— EXERCISE INPUT —
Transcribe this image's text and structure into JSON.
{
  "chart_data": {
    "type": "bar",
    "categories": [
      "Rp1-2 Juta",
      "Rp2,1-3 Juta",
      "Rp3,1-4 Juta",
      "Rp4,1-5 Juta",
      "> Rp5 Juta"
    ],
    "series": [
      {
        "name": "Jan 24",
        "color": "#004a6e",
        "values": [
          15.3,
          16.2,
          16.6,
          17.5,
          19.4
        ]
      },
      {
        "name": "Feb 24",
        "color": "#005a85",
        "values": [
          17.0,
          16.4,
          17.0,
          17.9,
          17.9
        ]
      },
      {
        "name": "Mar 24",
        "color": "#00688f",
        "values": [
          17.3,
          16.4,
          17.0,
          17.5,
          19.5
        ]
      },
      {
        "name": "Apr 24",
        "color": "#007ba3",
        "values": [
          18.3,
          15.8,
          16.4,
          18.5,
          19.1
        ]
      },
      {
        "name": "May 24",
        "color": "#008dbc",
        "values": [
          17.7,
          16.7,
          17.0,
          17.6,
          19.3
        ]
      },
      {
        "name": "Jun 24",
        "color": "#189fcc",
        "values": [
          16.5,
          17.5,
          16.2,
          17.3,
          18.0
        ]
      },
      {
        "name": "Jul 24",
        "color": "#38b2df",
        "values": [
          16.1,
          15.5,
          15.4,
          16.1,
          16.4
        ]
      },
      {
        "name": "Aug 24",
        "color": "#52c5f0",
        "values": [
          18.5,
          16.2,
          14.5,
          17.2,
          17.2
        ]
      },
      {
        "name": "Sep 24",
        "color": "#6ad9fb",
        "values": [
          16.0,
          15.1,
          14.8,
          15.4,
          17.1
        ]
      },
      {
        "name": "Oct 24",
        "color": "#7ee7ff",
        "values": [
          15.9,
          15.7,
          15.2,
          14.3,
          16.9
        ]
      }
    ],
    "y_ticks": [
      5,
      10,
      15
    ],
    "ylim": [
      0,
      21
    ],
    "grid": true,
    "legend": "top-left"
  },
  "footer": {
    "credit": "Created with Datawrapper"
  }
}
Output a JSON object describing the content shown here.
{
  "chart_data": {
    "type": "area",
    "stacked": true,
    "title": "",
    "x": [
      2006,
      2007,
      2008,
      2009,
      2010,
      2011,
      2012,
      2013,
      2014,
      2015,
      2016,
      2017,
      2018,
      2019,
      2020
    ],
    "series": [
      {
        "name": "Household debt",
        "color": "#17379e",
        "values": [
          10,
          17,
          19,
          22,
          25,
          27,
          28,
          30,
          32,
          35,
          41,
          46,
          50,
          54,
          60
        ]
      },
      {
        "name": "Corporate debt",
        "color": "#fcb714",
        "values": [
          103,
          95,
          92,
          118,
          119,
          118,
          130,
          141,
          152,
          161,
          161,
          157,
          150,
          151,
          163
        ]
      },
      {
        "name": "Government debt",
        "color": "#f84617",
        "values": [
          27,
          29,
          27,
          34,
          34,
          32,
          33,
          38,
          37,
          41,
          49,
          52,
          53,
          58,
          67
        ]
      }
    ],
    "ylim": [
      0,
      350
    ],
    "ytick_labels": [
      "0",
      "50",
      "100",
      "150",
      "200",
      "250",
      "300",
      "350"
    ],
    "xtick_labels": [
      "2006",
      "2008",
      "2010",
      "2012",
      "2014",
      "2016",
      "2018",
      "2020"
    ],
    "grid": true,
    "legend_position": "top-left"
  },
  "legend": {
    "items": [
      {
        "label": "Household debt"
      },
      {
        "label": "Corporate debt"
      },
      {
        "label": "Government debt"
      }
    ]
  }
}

— REQUIRED TASK —
Repeat the records above exactly as they appear.

— THE RESULT —
Transcribe this image's text and structure into JSON.
{
  "chart_data": {
    "type": "bar",
    "categories": [
      "Rp1-2 Juta",
      "Rp2,1-3 Juta",
      "Rp3,1-4 Juta",
      "Rp4,1-5 Juta",
      "> Rp5 Juta"
    ],
    "series": [
      {
        "name": "Jan 24",
        "color": "#004a6e",
        "values": [
          15.3,
          16.2,
          16.6,
          17.5,
          19.4
        ]
      },
      {
        "name": "Feb 24",
        "color": "#005a85",
        "values": [
          17.0,
          16.4,
          17.0,
          17.9,
          17.9
        ]
      },
      {
        "name": "Mar 24",
        "color": "#00688f",
        "values": [
          17.3,
          16.4,
          17.0,
          17.5,
          19.5
        ]
      },
      {
        "name": "Apr 24",
        "color": "#007ba3",
        "values": [
          18.3,
          15.8,
          16.4,
          18.5,
          19.1
        ]
      },
      {
        "name": "May 24",
        "color": "#008dbc",
        "values": [
          17.7,
          16.7,
          17.0,
          17.6,
          19.3
        ]
      },
      {
        "name": "Jun 24",
        "color": "#189fcc",
        "values": [
          16.5,
          17.5,
          16.2,
          17.3,
          18.0
        ]
      },
      {
        "name": "Jul 24",
        "color": "#38b2df",
        "values": [
          16.1,
          15.5,
          15.4,
          16.1,
          16.4
        ]
      },
      {
        "name": "Aug 24",
        "color": "#52c5f0",
        "values": [
          18.5,
          16.2,
          14.5,
          17.2,
          17.2
        ]
      },
      {
        "name": "Sep 24",
        "color": "#6ad9fb",
        "values": [
          16.0,
          15.1,
          14.8,
          15.4,
          17.1
        ]
      },
      {
        "name": "Oct 24",
        "color": "#7ee7ff",
        "values": [
          15.9,
          15.7,
          15.2,
          14.3,
          16.9
        ]
      }
    ],
    "y_ticks": [
      5,
      10,
      15
    ],
    "ylim": [
      0,
      21
    ],
    "grid": true,
    "legend": "top-left"
  },
  "footer": {
    "credit": "Created with Datawrapper"
  }
}
Output a JSON object describing the content shown here.
{
  "chart_data": {
    "type": "area",
    "stacked": true,
    "title": "",
    "x": [
      2006,
      2007,
      2008,
      2009,
      2010,
      2011,
      2012,
      2013,
      2014,
      2015,
      2016,
      2017,
      2018,
      2019,
      2020
    ],
    "series": [
      {
        "name": "Household debt",
        "color": "#17379e",
        "values": [
          10,
          17,
          19,
          22,
          25,
          27,
          28,
          30,
          32,
          35,
          41,
          46,
          50,
          54,
          60
        ]
      },
      {
        "name": "Corporate debt",
        "color": "#fcb714",
        "values": [
          103,
          95,
          92,
          118,
          119,
          118,
          130,
          141,
          152,
          161,
          161,
          157,
          150,
          151,
          163
        ]
      },
      {
        "name": "Government debt",
        "color": "#f84617",
        "values": [
          27,
          29,
          27,
          34,
          34,
          32,
          33,
          38,
          37,
          41,
          49,
          52,
          53,
          58,
          67
        ]
      }
    ],
    "ylim": [
      0,
      350
    ],
    "ytick_labels": [
      "0",
      "50",
      "100",
      "150",
      "200",
      "250",
      "300",
      "350"
    ],
    "xtick_labels": [
      "2006",
      "2008",
      "2010",
      "2012",
      "2014",
      "2016",
      "2018",
      "2020"
    ],
    "grid": true,
    "legend_position": "top-left"
  },
  "legend": {
    "items": [
      {
        "label": "Household debt"
      },
      {
        "label": "Corporate debt"
      },
      {
        "label": "Government debt"
      }
    ]
  }
}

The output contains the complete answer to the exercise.